**WHAT THE EXERCISE ASKS:**
Gather, from the listing beneath this task, every line holding the string "name".

**SUPPLIED MATERIAL:**
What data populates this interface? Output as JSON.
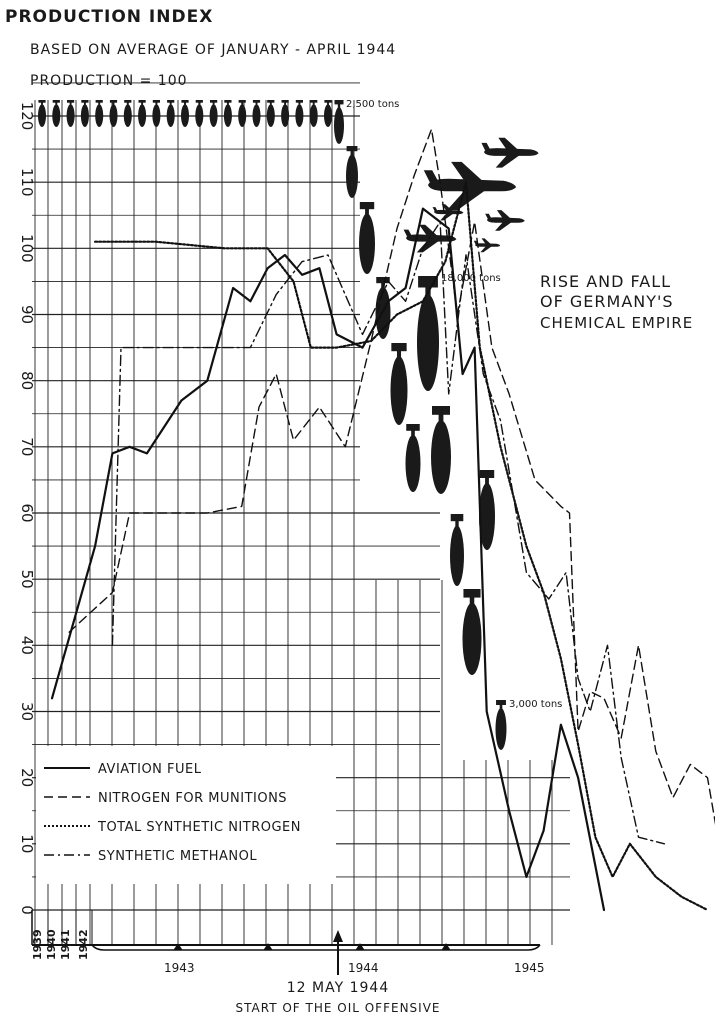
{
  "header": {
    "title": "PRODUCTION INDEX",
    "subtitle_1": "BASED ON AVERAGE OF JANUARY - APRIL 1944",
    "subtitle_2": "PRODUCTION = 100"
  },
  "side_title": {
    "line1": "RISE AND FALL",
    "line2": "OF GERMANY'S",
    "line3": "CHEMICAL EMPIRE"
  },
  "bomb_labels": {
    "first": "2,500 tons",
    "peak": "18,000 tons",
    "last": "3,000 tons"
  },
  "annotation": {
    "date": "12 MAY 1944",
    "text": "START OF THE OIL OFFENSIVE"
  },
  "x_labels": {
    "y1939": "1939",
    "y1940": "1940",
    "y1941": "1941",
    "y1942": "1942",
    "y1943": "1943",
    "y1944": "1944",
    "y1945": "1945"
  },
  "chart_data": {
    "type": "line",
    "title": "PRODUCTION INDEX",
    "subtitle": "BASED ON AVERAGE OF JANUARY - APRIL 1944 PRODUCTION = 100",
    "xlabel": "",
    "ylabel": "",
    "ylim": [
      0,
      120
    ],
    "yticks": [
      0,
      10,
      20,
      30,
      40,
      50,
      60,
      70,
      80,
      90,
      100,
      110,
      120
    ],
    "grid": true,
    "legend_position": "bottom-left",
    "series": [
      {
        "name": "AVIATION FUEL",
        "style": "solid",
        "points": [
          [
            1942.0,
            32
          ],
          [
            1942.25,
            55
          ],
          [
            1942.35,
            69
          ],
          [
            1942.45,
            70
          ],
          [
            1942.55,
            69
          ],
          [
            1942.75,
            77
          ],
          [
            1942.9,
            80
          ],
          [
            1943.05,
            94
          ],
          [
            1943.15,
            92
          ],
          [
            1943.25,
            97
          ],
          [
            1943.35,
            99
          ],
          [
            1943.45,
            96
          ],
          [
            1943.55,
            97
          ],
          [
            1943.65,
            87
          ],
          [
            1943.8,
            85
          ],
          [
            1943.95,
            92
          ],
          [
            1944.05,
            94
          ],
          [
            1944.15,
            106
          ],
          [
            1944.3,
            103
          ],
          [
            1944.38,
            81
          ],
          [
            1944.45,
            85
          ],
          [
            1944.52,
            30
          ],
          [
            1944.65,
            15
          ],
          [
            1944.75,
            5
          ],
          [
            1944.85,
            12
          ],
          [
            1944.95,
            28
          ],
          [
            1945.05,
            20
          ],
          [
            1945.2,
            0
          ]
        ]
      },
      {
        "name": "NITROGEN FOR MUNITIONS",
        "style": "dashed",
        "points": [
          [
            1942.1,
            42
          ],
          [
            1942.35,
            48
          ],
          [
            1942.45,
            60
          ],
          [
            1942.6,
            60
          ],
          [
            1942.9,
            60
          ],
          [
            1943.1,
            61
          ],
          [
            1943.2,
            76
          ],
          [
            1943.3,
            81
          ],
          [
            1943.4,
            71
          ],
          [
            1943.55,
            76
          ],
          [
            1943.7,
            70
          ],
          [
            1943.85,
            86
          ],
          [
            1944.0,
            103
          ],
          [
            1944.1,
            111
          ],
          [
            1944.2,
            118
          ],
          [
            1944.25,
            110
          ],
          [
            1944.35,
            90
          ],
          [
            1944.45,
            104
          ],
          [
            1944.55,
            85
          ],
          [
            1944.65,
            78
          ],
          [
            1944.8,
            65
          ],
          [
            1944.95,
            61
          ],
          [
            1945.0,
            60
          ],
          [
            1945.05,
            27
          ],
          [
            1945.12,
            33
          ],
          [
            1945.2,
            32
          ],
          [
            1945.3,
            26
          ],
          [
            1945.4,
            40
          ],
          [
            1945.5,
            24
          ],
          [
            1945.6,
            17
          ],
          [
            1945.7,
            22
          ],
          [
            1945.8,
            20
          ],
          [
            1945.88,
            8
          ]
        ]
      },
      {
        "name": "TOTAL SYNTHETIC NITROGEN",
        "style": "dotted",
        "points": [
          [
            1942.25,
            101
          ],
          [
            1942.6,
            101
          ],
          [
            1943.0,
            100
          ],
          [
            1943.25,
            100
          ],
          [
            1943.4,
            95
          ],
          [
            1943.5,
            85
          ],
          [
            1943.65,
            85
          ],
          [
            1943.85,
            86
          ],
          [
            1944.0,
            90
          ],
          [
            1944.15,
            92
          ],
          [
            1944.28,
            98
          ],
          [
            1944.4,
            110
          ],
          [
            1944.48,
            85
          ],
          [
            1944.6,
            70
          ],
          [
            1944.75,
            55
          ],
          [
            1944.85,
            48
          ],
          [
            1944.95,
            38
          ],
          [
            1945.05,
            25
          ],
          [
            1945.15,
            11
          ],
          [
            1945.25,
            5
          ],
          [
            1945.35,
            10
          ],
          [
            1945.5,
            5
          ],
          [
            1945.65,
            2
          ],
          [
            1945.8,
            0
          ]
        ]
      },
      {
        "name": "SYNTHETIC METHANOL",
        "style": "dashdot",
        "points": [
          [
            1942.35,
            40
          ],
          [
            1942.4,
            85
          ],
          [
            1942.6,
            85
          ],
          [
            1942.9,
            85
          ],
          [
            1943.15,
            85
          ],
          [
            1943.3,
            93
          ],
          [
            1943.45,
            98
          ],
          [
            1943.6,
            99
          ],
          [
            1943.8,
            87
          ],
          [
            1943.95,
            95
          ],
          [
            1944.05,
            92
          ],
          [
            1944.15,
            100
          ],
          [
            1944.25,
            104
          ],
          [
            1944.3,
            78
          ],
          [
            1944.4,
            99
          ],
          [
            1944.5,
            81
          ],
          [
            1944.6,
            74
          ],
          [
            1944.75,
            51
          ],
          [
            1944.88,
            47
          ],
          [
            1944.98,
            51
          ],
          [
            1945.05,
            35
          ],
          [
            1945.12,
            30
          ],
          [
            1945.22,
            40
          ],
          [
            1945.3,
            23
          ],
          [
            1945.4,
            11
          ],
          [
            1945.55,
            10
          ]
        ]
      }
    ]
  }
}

**EXERCISE RESPONSE:**
        "name": "AVIATION FUEL",
        "name": "NITROGEN FOR MUNITIONS",
        "name": "TOTAL SYNTHETIC NITROGEN",
        "name": "SYNTHETIC METHANOL",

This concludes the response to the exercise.